**Passage to read**
--- START ---

Or perhaps the hot and breathless summer heatwave reflects the anxiety and apprehension of the character, desperately waiting for a resolution that she can’t control? Will she find an answer when the weather breaks? I will confess to having used that metaphor in a short story, a long time ago, where my heroine spent a long hot summer fearing that she was pregnant.

exhausted dog in heatwave

But the heat does take it out of us. I’m sure lots of us have been feeling as exhausted as that poor dog looks. Wet rag, anyone?

Is the weather always sunny in your stories?

book sunglasses on sunny beachIt’s easy, when writing, to forget about the weather completely.

Not necessarily a good idea, especially for stories set in the UK where it tends to rain… 😉 …quite a lot. Maybe our sunny romantic summers are too much of a good thing? I’m remembering how Lizzie Bennet walked to Netherfield to see Jane and arrived with her petticoat six inches deep in mud. And on the romantic front, it did her no harm at all, did it? Mr Darcy didn’t care two hoots about the dirt, no matter what Miss Bingley said.

I made the mistake, once, of setting a Regency romance in 1816 and making nothing of the weather. In my 1816, it was a “normal” sunny summer.

In reality? 1816 was the “year without a summer” as a result of an enormous volcanic explosion in what is now Indonesia.

The eruption of Mount Tambora in 1815 is the largest in recorded history and led to widespread crop failures and deaths across the northern hemisphere in the following years. To my shame, I’d heard of Krakatoa in 1883, and Vesuvius destroying Pompeii in AD79, but not Tambora in 1815, even though Tambora’s explosion was many times bigger. And we know the devastation that Vesuvius caused. The panorama below gives us an impression of the enormous Tambora caldera. It’s 6 kilometres across. Just think what kind of explosion produced that!

--- END ---

**Exercise data**
--- START ---

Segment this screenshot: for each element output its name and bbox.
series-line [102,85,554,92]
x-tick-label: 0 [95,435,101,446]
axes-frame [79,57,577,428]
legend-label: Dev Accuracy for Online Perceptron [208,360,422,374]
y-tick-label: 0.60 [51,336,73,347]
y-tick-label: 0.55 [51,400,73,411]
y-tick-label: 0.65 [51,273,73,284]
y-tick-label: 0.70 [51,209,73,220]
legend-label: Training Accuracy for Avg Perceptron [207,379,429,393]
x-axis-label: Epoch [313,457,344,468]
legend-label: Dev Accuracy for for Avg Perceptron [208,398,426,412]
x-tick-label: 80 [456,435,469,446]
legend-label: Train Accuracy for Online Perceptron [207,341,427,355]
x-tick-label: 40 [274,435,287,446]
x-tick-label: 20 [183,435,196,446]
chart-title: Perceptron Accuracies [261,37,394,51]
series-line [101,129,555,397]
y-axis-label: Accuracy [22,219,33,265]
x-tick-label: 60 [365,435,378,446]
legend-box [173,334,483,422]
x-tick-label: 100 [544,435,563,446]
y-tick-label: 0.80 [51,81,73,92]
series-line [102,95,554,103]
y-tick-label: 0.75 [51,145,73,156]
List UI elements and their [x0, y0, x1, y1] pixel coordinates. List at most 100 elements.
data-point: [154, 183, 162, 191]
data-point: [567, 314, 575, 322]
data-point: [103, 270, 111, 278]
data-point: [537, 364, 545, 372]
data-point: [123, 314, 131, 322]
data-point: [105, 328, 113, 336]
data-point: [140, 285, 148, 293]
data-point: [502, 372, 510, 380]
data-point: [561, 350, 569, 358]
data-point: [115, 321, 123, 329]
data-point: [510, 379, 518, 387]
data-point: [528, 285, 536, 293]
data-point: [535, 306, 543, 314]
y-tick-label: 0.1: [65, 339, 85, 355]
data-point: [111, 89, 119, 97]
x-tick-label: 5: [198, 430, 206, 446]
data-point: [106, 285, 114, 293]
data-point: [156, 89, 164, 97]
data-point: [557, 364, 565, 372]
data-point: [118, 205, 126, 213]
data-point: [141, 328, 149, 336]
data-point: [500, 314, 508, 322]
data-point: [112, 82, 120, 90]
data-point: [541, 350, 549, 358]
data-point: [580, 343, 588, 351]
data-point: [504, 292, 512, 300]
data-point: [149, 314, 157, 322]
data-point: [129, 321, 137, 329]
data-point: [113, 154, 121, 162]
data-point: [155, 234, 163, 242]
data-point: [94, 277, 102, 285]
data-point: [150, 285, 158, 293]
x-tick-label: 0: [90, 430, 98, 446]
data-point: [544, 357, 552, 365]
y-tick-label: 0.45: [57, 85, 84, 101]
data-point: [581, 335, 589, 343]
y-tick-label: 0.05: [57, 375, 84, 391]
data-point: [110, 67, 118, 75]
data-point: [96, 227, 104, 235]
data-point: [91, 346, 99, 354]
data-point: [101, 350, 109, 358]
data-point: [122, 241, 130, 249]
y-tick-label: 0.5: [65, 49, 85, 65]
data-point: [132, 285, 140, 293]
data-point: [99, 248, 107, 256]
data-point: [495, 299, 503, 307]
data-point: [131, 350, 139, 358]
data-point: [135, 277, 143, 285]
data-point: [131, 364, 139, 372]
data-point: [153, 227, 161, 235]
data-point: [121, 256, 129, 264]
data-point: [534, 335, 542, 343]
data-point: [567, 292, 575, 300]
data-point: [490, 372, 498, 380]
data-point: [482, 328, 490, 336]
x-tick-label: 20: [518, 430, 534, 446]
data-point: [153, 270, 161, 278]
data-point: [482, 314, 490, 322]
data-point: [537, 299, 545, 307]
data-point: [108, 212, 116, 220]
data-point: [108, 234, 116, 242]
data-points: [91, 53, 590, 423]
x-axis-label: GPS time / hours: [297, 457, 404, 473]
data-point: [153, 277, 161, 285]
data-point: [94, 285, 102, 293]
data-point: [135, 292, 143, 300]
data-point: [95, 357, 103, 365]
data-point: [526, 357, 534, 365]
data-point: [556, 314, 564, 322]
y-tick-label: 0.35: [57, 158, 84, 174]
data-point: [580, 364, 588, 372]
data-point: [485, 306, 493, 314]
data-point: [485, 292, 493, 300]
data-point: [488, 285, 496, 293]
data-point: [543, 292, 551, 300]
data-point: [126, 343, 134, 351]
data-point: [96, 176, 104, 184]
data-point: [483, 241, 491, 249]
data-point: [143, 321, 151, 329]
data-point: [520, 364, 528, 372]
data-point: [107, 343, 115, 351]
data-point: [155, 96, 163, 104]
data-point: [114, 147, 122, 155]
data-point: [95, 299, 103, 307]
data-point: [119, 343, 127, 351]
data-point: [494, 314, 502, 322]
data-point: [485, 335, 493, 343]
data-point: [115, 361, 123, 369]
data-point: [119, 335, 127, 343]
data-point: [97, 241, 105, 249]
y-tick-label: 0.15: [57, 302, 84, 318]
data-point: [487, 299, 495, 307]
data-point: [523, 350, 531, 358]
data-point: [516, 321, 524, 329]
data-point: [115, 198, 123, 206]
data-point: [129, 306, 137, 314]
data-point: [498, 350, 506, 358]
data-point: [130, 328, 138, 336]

--- END ---

**Tasks for this exercise**
1. In the piece on weather in fiction, how wide is the Tambora caldera?
2. Decide whether each statement agrees with the piece on weather in fiction, and support each yes or no with the deciding words from the piece.
(a) The writer's Regency romance set in 1816 gave that year an ordinary sunny summer.
(b) The writer knew about Tambora before learning of Krakatoa.
(c) Mr Darcy minded the mud Lizzie Bennet arrived with.
3. Carry the piece on weather in fiction forward from its last sentence.

**Responses to the tasks**
1. Six kilometers across.

2.
(a) Yes: "In my 1816, it was a “normal” sunny summer."
(b) No: "I’d heard of Krakatoa in 1883, and Vesuvius destroying Pompeii in AD79, but not Tambora in 1815"
(c) No: "Mr Darcy didn’t care two hoots about the dirt, no matter what Miss Bingley said."

3.
Tambora caldera panorama

By Tisquesusa – Own work, CC BY 4.0, https://commons.wikimedia.org/w/index.php?curid=69724625

Tambora was a classic case of the unknown unknown, for me at least. Sometimes, we writers don’t realise the things we need to research.

Lesson? The English may regard the weather as a subject for small talk, but for writers it can be much more important than that.

And finally Snoopy continues…

Thank you, Snoopy, and Charles M Schulz, for so much truth about the writer’s life.

Joanna, the Snoopy-fan

12 thoughts on “Weather in stories, with thanks to Snoopy

  1. Liz Fielding

    I loved this! I have a whole shelf of books about writing but my favourite has to be Snoopy’s. But it’s nonsense to have a rule about starting the book with the weather. It can be perfect – as long as it’s not a cliche! I love the use of weather as a metaphor, but fear that most of my books have the UK weather as warm and sunny with flowers. My fantasy…

    1. Joanna Post author

      Thanks, Liz. I am a huge Snoopy fan, too. And TBH the only time it rains in my books is when I need the rain as a plot device. So my fantasy is just like yours.

    1. Joanna Post author

      Yes, it was UC. I heard it, too, and I remembered that it wasn’t Krakatoa but I couldn’t remember the actual name. I had to look it up. One of the reasons Tambora figured in my blog…

  2. lesley2cats

    I admit to not knowing about Tambora – thank you for enlightening me. Weather is often essential in a mystery/detective story, although I’ve never used it as a plot device – yet! However, I do love and admire Snoopy. I hope he keeps on sitting on top of his kennel with his typewriter for a long time to come.

    1. Joanna Post author

      It has to be kennel plus typewriter, doesn’t it? Snoopy could not possibly have any kind of electronic device.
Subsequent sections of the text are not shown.